» **WHAT YOU WILL DO**: List all the lines in these records that hold "电荷密度".

» **SUPPLIED INFORMATION**:

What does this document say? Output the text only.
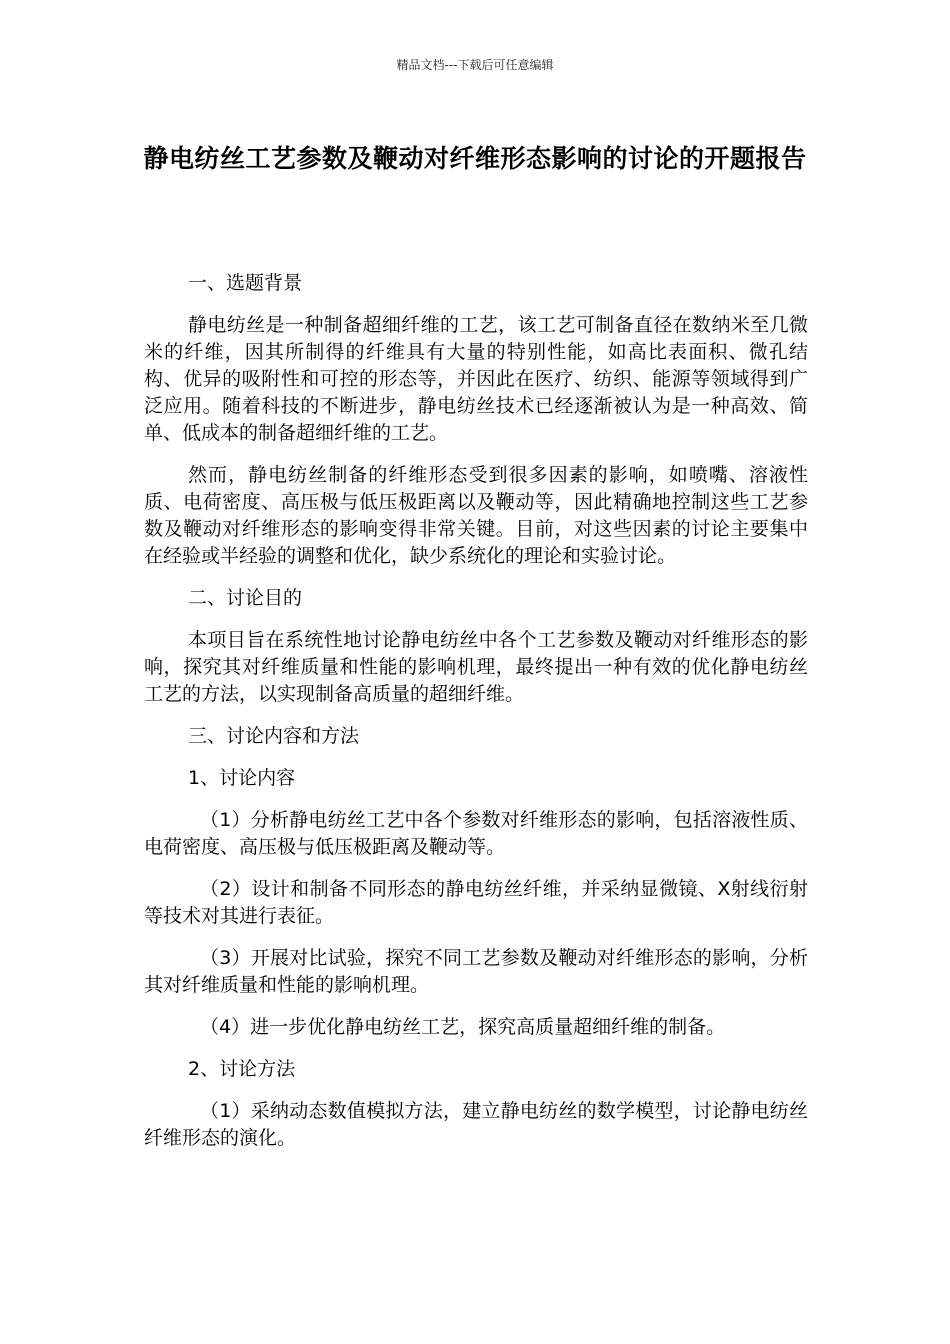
精品文档---下载后可任意编辑
静电纺丝工艺参数及鞭动对纤维形态影响的讨论的开题报告

一、选题背景

静电纺丝是一种制备超细纤维的工艺，该工艺可制备直径在数纳米至几微米的纤维，因其所制得的纤维具有大量的特别性能，如高比表面积、微孔结构、优异的吸附性和可控的形态等，并因此在医疗、纺织、能源等领域得到广泛应用。随着科技的不断进步，静电纺丝技术已经逐渐被认为是一种高效、简单、低成本的制备超细纤维的工艺。

然而，静电纺丝制备的纤维形态受到很多因素的影响，如喷嘴、溶液性质、电荷密度、高压极与低压极距离以及鞭动等，因此精确地控制这些工艺参数及鞭动对纤维形态的影响变得非常关键。目前，对这些因素的讨论主要集中在经验或半经验的调整和优化，缺少系统化的理论和实验讨论。

二、讨论目的

本项目旨在系统性地讨论静电纺丝中各个工艺参数及鞭动对纤维形态的影响，探究其对纤维质量和性能的影响机理，最终提出一种有效的优化静电纺丝工艺的方法，以实现制备高质量的超细纤维。

三、讨论内容和方法

1、讨论内容

（1）分析静电纺丝工艺中各个参数对纤维形态的影响，包括溶液性质、电荷密度、高压极与低压极距离及鞭动等。

（2）设计和制备不同形态的静电纺丝纤维，并采纳显微镜、X射线衍射等技术对其进行表征。

（3）开展对比试验，探究不同工艺参数及鞭动对纤维形态的影响，分析其对纤维质量和性能的影响机理。

（4）进一步优化静电纺丝工艺，探究高质量超细纤维的制备。

2、讨论方法

（1）采纳动态数值模拟方法，建立静电纺丝的数学模型，讨论静电纺丝纤维形态的演化。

» **THE SOLUTION**:
然而，静电纺丝制备的纤维形态受到很多因素的影响，如喷嘴、溶液性质、电荷密度、高压极与低压极距离以及鞭动等，因此精确地控制这些工艺参数及鞭动对纤维形态的影响变得非常关键。目前，对这些因素的讨论主要集中在经验或半经验的调整和优化，缺少系统化的理论和实验讨论。
（1）分析静电纺丝工艺中各个参数对纤维形态的影响，包括溶液性质、电荷密度、高压极与低压极距离及鞭动等。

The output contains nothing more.